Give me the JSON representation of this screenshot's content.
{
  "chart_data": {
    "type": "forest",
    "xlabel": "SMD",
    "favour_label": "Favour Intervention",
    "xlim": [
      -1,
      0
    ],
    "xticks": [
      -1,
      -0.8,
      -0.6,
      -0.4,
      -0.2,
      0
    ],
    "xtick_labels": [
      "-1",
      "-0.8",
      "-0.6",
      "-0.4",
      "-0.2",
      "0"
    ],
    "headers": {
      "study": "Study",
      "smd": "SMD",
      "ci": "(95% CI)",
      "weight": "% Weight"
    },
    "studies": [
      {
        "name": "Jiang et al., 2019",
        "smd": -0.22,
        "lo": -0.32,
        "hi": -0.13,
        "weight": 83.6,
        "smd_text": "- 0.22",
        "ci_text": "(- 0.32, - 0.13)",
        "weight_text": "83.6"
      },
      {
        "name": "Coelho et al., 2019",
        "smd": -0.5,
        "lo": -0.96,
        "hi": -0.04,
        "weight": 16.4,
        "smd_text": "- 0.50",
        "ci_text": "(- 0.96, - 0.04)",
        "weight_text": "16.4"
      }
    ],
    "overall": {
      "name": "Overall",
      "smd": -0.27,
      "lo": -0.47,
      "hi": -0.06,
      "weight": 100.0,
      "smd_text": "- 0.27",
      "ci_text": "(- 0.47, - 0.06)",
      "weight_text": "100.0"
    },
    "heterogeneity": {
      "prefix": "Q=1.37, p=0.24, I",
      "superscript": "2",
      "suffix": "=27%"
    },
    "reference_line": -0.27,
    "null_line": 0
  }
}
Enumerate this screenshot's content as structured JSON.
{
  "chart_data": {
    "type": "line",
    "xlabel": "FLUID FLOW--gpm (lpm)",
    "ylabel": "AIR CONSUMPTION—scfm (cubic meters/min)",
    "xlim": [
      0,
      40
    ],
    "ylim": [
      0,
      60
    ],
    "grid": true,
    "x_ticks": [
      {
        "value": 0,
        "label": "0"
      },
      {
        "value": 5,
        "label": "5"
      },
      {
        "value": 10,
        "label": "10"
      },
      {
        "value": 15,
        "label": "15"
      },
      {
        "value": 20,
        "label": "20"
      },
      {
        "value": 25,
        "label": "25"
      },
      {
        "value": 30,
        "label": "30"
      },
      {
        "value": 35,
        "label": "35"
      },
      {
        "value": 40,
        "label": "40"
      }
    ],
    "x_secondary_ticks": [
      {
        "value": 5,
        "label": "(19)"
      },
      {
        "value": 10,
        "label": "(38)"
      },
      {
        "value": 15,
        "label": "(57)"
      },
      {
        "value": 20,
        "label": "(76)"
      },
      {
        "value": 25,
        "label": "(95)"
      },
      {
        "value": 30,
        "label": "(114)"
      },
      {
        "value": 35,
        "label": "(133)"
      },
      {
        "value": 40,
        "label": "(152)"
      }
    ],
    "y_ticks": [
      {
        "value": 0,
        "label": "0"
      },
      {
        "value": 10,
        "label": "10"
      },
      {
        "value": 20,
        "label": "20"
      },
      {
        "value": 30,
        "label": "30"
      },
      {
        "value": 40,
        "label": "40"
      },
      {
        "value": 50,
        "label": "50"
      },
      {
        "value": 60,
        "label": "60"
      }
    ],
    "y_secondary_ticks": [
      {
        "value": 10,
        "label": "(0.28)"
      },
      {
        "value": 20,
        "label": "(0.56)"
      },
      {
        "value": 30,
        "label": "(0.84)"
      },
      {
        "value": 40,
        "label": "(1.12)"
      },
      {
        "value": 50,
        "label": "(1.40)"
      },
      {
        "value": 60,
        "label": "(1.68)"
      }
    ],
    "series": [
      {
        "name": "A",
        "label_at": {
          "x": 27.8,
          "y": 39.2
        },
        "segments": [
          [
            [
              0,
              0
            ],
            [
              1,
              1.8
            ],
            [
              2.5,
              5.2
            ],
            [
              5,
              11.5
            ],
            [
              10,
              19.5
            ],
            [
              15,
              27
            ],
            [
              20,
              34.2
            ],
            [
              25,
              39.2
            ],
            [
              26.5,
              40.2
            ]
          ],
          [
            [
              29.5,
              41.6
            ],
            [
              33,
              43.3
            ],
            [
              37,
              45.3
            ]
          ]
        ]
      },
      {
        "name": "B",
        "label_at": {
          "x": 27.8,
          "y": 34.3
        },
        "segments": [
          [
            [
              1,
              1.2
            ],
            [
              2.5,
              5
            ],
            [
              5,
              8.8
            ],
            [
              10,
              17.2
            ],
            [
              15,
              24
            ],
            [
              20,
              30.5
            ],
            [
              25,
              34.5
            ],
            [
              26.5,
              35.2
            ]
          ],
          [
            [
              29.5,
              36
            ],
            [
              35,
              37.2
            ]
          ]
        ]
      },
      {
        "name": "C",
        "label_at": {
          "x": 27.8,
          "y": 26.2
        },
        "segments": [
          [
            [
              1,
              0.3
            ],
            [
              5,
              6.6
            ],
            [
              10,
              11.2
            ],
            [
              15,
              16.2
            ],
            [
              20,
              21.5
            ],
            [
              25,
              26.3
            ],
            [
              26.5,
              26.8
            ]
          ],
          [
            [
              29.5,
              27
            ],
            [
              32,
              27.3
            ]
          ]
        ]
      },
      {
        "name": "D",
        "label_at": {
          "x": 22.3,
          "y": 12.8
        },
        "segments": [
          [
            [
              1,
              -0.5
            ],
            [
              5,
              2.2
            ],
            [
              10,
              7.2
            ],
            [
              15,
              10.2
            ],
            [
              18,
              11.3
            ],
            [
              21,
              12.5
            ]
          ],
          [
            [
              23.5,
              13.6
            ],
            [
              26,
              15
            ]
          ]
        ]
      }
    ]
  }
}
_ _ _ _ _ _ _
**Your task**: From the records above, extract every line exactly as it stands.

**Written solution**:
Give me the JSON representation of this screenshot's content.
{
  "chart_data": {
    "type": "forest",
    "xlabel": "SMD",
    "favour_label": "Favour Intervention",
    "xlim": [
      -1,
      0
    ],
    "xticks": [
      -1,
      -0.8,
      -0.6,
      -0.4,
      -0.2,
      0
    ],
    "xtick_labels": [
      "-1",
      "-0.8",
      "-0.6",
      "-0.4",
      "-0.2",
      "0"
    ],
    "headers": {
      "study": "Study",
      "smd": "SMD",
      "ci": "(95% CI)",
      "weight": "% Weight"
    },
    "studies": [
      {
        "name": "Jiang et al., 2019",
        "smd": -0.22,
        "lo": -0.32,
        "hi": -0.13,
        "weight": 83.6,
        "smd_text": "- 0.22",
        "ci_text": "(- 0.32, - 0.13)",
        "weight_text": "83.6"
      },
      {
        "name": "Coelho et al., 2019",
        "smd": -0.5,
        "lo": -0.96,
        "hi": -0.04,
        "weight": 16.4,
        "smd_text": "- 0.50",
        "ci_text": "(- 0.96, - 0.04)",
        "weight_text": "16.4"
      }
    ],
    "overall": {
      "name": "Overall",
      "smd": -0.27,
      "lo": -0.47,
      "hi": -0.06,
      "weight": 100.0,
      "smd_text": "- 0.27",
      "ci_text": "(- 0.47, - 0.06)",
      "weight_text": "100.0"
    },
    "heterogeneity": {
      "prefix": "Q=1.37, p=0.24, I",
      "superscript": "2",
      "suffix": "=27%"
    },
    "reference_line": -0.27,
    "null_line": 0
  }
}
Enumerate this screenshot's content as structured JSON.
{
  "chart_data": {
    "type": "line",
    "xlabel": "FLUID FLOW--gpm (lpm)",
    "ylabel": "AIR CONSUMPTION—scfm (cubic meters/min)",
    "xlim": [
      0,
      40
    ],
    "ylim": [
      0,
      60
    ],
    "grid": true,
    "x_ticks": [
      {
        "value": 0,
        "label": "0"
      },
      {
        "value": 5,
        "label": "5"
      },
      {
        "value": 10,
        "label": "10"
      },
      {
        "value": 15,
        "label": "15"
      },
      {
        "value": 20,
        "label": "20"
      },
      {
        "value": 25,
        "label": "25"
      },
      {
        "value": 30,
        "label": "30"
      },
      {
        "value": 35,
        "label": "35"
      },
      {
        "value": 40,
        "label": "40"
      }
    ],
    "x_secondary_ticks": [
      {
        "value": 5,
        "label": "(19)"
      },
      {
        "value": 10,
        "label": "(38)"
      },
      {
        "value": 15,
        "label": "(57)"
      },
      {
        "value": 20,
        "label": "(76)"
      },
      {
        "value": 25,
        "label": "(95)"
      },
      {
        "value": 30,
        "label": "(114)"
      },
      {
        "value": 35,
        "label": "(133)"
      },
      {
        "value": 40,
        "label": "(152)"
      }
    ],
    "y_ticks": [
      {
        "value": 0,
        "label": "0"
      },
      {
        "value": 10,
        "label": "10"
      },
      {
        "value": 20,
        "label": "20"
      },
      {
        "value": 30,
        "label": "30"
      },
      {
        "value": 40,
        "label": "40"
      },
      {
        "value": 50,
        "label": "50"
      },
      {
        "value": 60,
        "label": "60"
      }
    ],
    "y_secondary_ticks": [
      {
        "value": 10,
        "label": "(0.28)"
      },
      {
        "value": 20,
        "label": "(0.56)"
      },
      {
        "value": 30,
        "label": "(0.84)"
      },
      {
        "value": 40,
        "label": "(1.12)"
      },
      {
        "value": 50,
        "label": "(1.40)"
      },
      {
        "value": 60,
        "label": "(1.68)"
      }
    ],
    "series": [
      {
        "name": "A",
        "label_at": {
          "x": 27.8,
          "y": 39.2
        },
        "segments": [
          [
            [
              0,
              0
            ],
            [
              1,
              1.8
            ],
            [
              2.5,
              5.2
            ],
            [
              5,
              11.5
            ],
            [
              10,
              19.5
            ],
            [
              15,
              27
            ],
            [
              20,
              34.2
            ],
            [
              25,
              39.2
            ],
            [
              26.5,
              40.2
            ]
          ],
          [
            [
              29.5,
              41.6
            ],
            [
              33,
              43.3
            ],
            [
              37,
              45.3
            ]
          ]
        ]
      },
      {
        "name": "B",
        "label_at": {
          "x": 27.8,
          "y": 34.3
        },
        "segments": [
          [
            [
              1,
              1.2
            ],
            [
              2.5,
              5
            ],
            [
              5,
              8.8
            ],
            [
              10,
              17.2
            ],
            [
              15,
              24
            ],
            [
              20,
              30.5
            ],
            [
              25,
              34.5
            ],
            [
              26.5,
              35.2
            ]
          ],
          [
            [
              29.5,
              36
            ],
            [
              35,
              37.2
            ]
          ]
        ]
      },
      {
        "name": "C",
        "label_at": {
          "x": 27.8,
          "y": 26.2
        },
        "segments": [
          [
            [
              1,
              0.3
            ],
            [
              5,
              6.6
            ],
            [
              10,
              11.2
            ],
            [
              15,
              16.2
            ],
            [
              20,
              21.5
            ],
            [
              25,
              26.3
            ],
            [
              26.5,
              26.8
            ]
          ],
          [
            [
              29.5,
              27
            ],
            [
              32,
              27.3
            ]
          ]
        ]
      },
      {
        "name": "D",
        "label_at": {
          "x": 22.3,
          "y": 12.8
        },
        "segments": [
          [
            [
              1,
              -0.5
            ],
            [
              5,
              2.2
            ],
            [
              10,
              7.2
            ],
            [
              15,
              10.2
            ],
            [
              18,
              11.3
            ],
            [
              21,
              12.5
            ]
          ],
          [
            [
              23.5,
              13.6
            ],
            [
              26,
              15
            ]
          ]
        ]
      }
    ]
  }
}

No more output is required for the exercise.